*Data provided*:

-*-*-

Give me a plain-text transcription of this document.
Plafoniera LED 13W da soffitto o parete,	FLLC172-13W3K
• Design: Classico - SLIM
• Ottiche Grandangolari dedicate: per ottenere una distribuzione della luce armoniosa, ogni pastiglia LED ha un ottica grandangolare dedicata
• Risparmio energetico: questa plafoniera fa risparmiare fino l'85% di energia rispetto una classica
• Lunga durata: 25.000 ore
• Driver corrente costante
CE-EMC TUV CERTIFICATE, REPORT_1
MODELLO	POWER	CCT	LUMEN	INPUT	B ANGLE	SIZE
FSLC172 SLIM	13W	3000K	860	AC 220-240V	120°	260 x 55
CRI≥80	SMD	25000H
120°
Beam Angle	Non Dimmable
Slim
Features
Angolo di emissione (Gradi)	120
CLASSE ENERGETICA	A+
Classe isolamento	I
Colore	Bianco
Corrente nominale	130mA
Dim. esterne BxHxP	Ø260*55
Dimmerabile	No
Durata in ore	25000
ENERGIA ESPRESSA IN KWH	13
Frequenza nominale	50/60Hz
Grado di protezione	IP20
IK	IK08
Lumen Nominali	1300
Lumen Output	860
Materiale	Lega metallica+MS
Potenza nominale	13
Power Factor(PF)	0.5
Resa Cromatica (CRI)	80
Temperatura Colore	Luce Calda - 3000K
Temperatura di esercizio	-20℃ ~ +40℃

-*-*-

Lines holding the word "nominale" in the entries above are the ones to pull out. Copy them all.

Corrente nominale	130mA
Frequenza nominale	50/60Hz
Potenza nominale	13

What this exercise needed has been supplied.